▶ [What you should do]: Please write out the material below exactly as given.

▶ [Input rows]:
________________________
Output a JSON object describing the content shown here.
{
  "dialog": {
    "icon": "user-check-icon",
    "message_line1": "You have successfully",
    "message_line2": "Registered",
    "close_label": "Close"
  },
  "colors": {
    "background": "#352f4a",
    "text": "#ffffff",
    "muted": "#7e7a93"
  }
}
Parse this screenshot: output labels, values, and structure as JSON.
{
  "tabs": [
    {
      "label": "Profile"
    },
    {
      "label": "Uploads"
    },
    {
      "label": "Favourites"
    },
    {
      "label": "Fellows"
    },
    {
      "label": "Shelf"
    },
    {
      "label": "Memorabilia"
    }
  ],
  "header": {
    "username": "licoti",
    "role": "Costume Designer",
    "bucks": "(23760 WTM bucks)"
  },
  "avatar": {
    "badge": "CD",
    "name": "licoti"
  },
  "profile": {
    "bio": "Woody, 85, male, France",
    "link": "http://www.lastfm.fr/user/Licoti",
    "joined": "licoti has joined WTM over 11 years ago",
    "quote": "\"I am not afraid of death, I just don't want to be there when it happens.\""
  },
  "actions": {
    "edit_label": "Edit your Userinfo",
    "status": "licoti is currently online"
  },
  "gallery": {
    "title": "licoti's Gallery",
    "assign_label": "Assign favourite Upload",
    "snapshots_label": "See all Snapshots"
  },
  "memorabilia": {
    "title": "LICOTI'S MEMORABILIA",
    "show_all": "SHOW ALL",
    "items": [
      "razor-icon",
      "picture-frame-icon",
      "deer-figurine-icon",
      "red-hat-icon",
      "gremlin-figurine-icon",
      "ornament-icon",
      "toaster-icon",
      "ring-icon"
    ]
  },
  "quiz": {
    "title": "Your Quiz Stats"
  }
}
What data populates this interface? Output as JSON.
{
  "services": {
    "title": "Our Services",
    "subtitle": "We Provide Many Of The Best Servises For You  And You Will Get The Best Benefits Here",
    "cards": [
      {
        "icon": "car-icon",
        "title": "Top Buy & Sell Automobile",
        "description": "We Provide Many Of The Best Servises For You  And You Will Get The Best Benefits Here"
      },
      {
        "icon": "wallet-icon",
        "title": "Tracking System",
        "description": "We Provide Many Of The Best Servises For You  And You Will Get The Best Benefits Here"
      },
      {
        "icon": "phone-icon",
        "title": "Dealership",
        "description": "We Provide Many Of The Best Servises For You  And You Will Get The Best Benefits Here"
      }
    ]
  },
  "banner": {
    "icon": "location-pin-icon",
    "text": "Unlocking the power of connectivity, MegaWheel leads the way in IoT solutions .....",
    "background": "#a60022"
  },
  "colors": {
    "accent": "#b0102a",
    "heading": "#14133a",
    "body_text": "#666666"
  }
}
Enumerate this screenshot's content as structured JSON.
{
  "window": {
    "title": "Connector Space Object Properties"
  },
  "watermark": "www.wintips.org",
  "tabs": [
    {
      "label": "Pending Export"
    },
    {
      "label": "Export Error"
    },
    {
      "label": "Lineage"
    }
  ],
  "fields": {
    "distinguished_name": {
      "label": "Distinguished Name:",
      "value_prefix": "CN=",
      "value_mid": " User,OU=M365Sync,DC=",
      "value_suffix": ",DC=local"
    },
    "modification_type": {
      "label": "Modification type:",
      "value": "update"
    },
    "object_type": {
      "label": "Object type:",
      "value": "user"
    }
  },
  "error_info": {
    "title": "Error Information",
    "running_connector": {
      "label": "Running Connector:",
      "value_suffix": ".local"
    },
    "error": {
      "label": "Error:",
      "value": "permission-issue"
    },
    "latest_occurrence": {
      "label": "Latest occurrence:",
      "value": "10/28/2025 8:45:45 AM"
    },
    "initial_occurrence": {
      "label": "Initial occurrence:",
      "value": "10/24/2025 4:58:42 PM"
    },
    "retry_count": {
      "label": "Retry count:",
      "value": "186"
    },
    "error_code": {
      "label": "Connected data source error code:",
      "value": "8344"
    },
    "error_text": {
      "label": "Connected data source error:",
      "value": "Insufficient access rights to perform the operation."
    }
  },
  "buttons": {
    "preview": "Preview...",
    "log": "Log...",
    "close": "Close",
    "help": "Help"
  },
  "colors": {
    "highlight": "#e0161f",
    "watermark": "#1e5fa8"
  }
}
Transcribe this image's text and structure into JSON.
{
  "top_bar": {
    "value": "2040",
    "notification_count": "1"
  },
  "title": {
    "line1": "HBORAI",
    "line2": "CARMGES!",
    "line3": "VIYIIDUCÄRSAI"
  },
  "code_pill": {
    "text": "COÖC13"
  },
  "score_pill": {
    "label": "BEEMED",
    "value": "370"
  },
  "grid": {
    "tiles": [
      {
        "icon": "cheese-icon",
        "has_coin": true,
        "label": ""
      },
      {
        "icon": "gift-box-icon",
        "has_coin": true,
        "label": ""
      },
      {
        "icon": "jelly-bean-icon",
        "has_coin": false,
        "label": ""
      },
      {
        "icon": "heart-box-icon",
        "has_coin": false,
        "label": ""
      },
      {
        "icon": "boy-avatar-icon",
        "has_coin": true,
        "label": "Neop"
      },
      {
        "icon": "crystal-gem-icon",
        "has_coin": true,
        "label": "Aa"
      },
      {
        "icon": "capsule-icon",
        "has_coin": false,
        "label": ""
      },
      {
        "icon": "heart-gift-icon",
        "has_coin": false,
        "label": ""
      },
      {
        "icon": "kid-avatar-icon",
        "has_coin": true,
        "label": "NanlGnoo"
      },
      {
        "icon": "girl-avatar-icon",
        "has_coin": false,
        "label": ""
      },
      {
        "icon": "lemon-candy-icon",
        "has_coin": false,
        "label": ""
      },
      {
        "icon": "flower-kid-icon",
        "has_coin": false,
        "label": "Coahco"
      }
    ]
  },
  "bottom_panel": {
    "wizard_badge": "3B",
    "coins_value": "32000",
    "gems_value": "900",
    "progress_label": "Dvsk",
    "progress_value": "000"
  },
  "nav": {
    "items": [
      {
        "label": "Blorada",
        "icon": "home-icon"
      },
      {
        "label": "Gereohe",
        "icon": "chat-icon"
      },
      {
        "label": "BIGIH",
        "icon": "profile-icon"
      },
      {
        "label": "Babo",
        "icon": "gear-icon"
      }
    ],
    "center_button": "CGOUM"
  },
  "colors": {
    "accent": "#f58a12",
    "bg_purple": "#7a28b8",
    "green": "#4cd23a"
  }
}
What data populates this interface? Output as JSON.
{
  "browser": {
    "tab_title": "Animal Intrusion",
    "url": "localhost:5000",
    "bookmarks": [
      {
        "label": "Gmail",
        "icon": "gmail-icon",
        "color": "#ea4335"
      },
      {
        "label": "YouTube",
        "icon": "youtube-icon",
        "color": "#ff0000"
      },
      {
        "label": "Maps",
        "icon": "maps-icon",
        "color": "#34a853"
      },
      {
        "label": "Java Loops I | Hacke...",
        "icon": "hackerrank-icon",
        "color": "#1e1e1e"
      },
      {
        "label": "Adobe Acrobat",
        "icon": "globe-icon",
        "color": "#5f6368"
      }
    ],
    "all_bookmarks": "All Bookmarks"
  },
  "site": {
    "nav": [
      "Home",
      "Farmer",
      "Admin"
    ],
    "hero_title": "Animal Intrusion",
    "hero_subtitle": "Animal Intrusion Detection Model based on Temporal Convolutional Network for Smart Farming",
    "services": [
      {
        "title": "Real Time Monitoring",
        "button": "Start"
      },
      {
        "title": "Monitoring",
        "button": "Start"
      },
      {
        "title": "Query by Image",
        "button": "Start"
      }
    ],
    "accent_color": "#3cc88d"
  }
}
________________________
▶ [Solution for this exercise]:
Output a JSON object describing the content shown here.
{
  "dialog": {
    "icon": "user-check-icon",
    "message_line1": "You have successfully",
    "message_line2": "Registered",
    "close_label": "Close"
  },
  "colors": {
    "background": "#352f4a",
    "text": "#ffffff",
    "muted": "#7e7a93"
  }
}
Parse this screenshot: output labels, values, and structure as JSON.
{
  "tabs": [
    {
      "label": "Profile"
    },
    {
      "label": "Uploads"
    },
    {
      "label": "Favourites"
    },
    {
      "label": "Fellows"
    },
    {
      "label": "Shelf"
    },
    {
      "label": "Memorabilia"
    }
  ],
  "header": {
    "username": "licoti",
    "role": "Costume Designer",
    "bucks": "(23760 WTM bucks)"
  },
  "avatar": {
    "badge": "CD",
    "name": "licoti"
  },
  "profile": {
    "bio": "Woody, 85, male, France",
    "link": "http://www.lastfm.fr/user/Licoti",
    "joined": "licoti has joined WTM over 11 years ago",
    "quote": "\"I am not afraid of death, I just don't want to be there when it happens.\""
  },
  "actions": {
    "edit_label": "Edit your Userinfo",
    "status": "licoti is currently online"
  },
  "gallery": {
    "title": "licoti's Gallery",
    "assign_label": "Assign favourite Upload",
    "snapshots_label": "See all Snapshots"
  },
  "memorabilia": {
    "title": "LICOTI'S MEMORABILIA",
    "show_all": "SHOW ALL",
    "items": [
      "razor-icon",
      "picture-frame-icon",
      "deer-figurine-icon",
      "red-hat-icon",
      "gremlin-figurine-icon",
      "ornament-icon",
      "toaster-icon",
      "ring-icon"
    ]
  },
  "quiz": {
    "title": "Your Quiz Stats"
  }
}
What data populates this interface? Output as JSON.
{
  "services": {
    "title": "Our Services",
    "subtitle": "We Provide Many Of The Best Servises For You  And You Will Get The Best Benefits Here",
    "cards": [
      {
        "icon": "car-icon",
        "title": "Top Buy & Sell Automobile",
        "description": "We Provide Many Of The Best Servises For You  And You Will Get The Best Benefits Here"
      },
      {
        "icon": "wallet-icon",
        "title": "Tracking System",
        "description": "We Provide Many Of The Best Servises For You  And You Will Get The Best Benefits Here"
      },
      {
        "icon": "phone-icon",
        "title": "Dealership",
        "description": "We Provide Many Of The Best Servises For You  And You Will Get The Best Benefits Here"
      }
    ]
  },
  "banner": {
    "icon": "location-pin-icon",
    "text": "Unlocking the power of connectivity, MegaWheel leads the way in IoT solutions .....",
    "background": "#a60022"
  },
  "colors": {
    "accent": "#b0102a",
    "heading": "#14133a",
    "body_text": "#666666"
  }
}
Enumerate this screenshot's content as structured JSON.
{
  "window": {
    "title": "Connector Space Object Properties"
  },
  "watermark": "www.wintips.org",
  "tabs": [
    {
      "label": "Pending Export"
    },
    {
      "label": "Export Error"
    },
    {
      "label": "Lineage"
    }
  ],
  "fields": {
    "distinguished_name": {
      "label": "Distinguished Name:",
      "value_prefix": "CN=",
      "value_mid": " User,OU=M365Sync,DC=",
      "value_suffix": ",DC=local"
    },
    "modification_type": {
      "label": "Modification type:",
      "value": "update"
    },
    "object_type": {
      "label": "Object type:",
      "value": "user"
    }
  },
  "error_info": {
    "title": "Error Information",
    "running_connector": {
      "label": "Running Connector:",
      "value_suffix": ".local"
    },
    "error": {
      "label": "Error:",
      "value": "permission-issue"
    },
    "latest_occurrence": {
      "label": "Latest occurrence:",
      "value": "10/28/2025 8:45:45 AM"
    },
    "initial_occurrence": {
      "label": "Initial occurrence:",
      "value": "10/24/2025 4:58:42 PM"
    },
    "retry_count": {
      "label": "Retry count:",
      "value": "186"
    },
    "error_code": {
      "label": "Connected data source error code:",
      "value": "8344"
    },
    "error_text": {
      "label": "Connected data source error:",
      "value": "Insufficient access rights to perform the operation."
    }
  },
  "buttons": {
    "preview": "Preview...",
    "log": "Log...",
    "close": "Close",
    "help": "Help"
  },
  "colors": {
    "highlight": "#e0161f",
    "watermark": "#1e5fa8"
  }
}
Transcribe this image's text and structure into JSON.
{
  "top_bar": {
    "value": "2040",
    "notification_count": "1"
  },
  "title": {
    "line1": "HBORAI",
    "line2": "CARMGES!",
    "line3": "VIYIIDUCÄRSAI"
  },
  "code_pill": {
    "text": "COÖC13"
  },
  "score_pill": {
    "label": "BEEMED",
    "value": "370"
  },
  "grid": {
    "tiles": [
      {
        "icon": "cheese-icon",
        "has_coin": true,
        "label": ""
      },
      {
        "icon": "gift-box-icon",
        "has_coin": true,
        "label": ""
      },
      {
        "icon": "jelly-bean-icon",
        "has_coin": false,
        "label": ""
      },
      {
        "icon": "heart-box-icon",
        "has_coin": false,
        "label": ""
      },
      {
        "icon": "boy-avatar-icon",
        "has_coin": true,
        "label": "Neop"
      },
      {
        "icon": "crystal-gem-icon",
        "has_coin": true,
        "label": "Aa"
      },
      {
        "icon": "capsule-icon",
        "has_coin": false,
        "label": ""
      },
      {
        "icon": "heart-gift-icon",
        "has_coin": false,
        "label": ""
      },
      {
        "icon": "kid-avatar-icon",
        "has_coin": true,
        "label": "NanlGnoo"
      },
      {
        "icon": "girl-avatar-icon",
        "has_coin": false,
        "label": ""
      },
      {
        "icon": "lemon-candy-icon",
        "has_coin": false,
        "label": ""
      },
      {
        "icon": "flower-kid-icon",
        "has_coin": false,
        "label": "Coahco"
      }
    ]
  },
  "bottom_panel": {
    "wizard_badge": "3B",
    "coins_value": "32000",
    "gems_value": "900",
    "progress_label": "Dvsk",
    "progress_value": "000"
  },
  "nav": {
    "items": [
      {
        "label": "Blorada",
        "icon": "home-icon"
      },
      {
        "label": "Gereohe",
        "icon": "chat-icon"
      },
      {
        "label": "BIGIH",
        "icon": "profile-icon"
      },
      {
        "label": "Babo",
        "icon": "gear-icon"
      }
    ],
    "center_button": "CGOUM"
  },
  "colors": {
    "accent": "#f58a12",
    "bg_purple": "#7a28b8",
    "green": "#4cd23a"
  }
}
What data populates this interface? Output as JSON.
{
  "browser": {
    "tab_title": "Animal Intrusion",
    "url": "localhost:5000",
    "bookmarks": [
      {
        "label": "Gmail",
        "icon": "gmail-icon",
        "color": "#ea4335"
      },
      {
        "label": "YouTube",
        "icon": "youtube-icon",
        "color": "#ff0000"
      },
      {
        "label": "Maps",
        "icon": "maps-icon",
        "color": "#34a853"
      },
      {
        "label": "Java Loops I | Hacke...",
        "icon": "hackerrank-icon",
        "color": "#1e1e1e"
      },
      {
        "label": "Adobe Acrobat",
        "icon": "globe-icon",
        "color": "#5f6368"
      }
    ],
    "all_bookmarks": "All Bookmarks"
  },
  "site": {
    "nav": [
      "Home",
      "Farmer",
      "Admin"
    ],
    "hero_title": "Animal Intrusion",
    "hero_subtitle": "Animal Intrusion Detection Model based on Temporal Convolutional Network for Smart Farming",
    "services": [
      {
        "title": "Real Time Monitoring",
        "button": "Start"
      },
      {
        "title": "Monitoring",
        "button": "Start"
      },
      {
        "title": "Query by Image",
        "button": "Start"
      }
    ],
    "accent_color": "#3cc88d"
  }
}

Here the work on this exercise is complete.